Exercise materials:
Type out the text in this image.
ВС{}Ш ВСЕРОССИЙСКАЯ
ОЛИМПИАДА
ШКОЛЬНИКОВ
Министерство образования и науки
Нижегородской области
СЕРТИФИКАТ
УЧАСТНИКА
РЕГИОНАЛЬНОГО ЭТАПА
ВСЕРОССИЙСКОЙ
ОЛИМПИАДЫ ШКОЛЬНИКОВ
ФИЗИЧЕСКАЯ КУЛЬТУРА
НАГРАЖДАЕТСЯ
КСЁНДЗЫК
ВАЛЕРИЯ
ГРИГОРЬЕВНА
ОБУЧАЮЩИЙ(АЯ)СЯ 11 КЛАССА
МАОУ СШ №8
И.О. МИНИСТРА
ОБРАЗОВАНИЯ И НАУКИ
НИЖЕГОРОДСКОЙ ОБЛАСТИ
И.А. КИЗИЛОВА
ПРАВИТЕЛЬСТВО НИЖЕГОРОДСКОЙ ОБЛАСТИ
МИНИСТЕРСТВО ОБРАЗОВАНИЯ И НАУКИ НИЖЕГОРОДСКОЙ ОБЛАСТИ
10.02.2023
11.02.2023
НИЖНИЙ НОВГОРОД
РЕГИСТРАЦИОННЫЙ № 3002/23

Objective:
Extract the complete listing verbatim.

Complete answer:
Type out the text in this image.
ВС{}Ш ВСЕРОССИЙСКАЯ
ОЛИМПИАДА
ШКОЛЬНИКОВ
Министерство образования и науки
Нижегородской области
СЕРТИФИКАТ
УЧАСТНИКА
РЕГИОНАЛЬНОГО ЭТАПА
ВСЕРОССИЙСКОЙ
ОЛИМПИАДЫ ШКОЛЬНИКОВ
ФИЗИЧЕСКАЯ КУЛЬТУРА
НАГРАЖДАЕТСЯ
КСЁНДЗЫК
ВАЛЕРИЯ
ГРИГОРЬЕВНА
ОБУЧАЮЩИЙ(АЯ)СЯ 11 КЛАССА
МАОУ СШ №8
И.О. МИНИСТРА
ОБРАЗОВАНИЯ И НАУКИ
НИЖЕГОРОДСКОЙ ОБЛАСТИ
И.А. КИЗИЛОВА
ПРАВИТЕЛЬСТВО НИЖЕГОРОДСКОЙ ОБЛАСТИ
МИНИСТЕРСТВО ОБРАЗОВАНИЯ И НАУКИ НИЖЕГОРОДСКОЙ ОБЛАСТИ
10.02.2023
11.02.2023
НИЖНИЙ НОВГОРОД
РЕГИСТРАЦИОННЫЙ № 3002/23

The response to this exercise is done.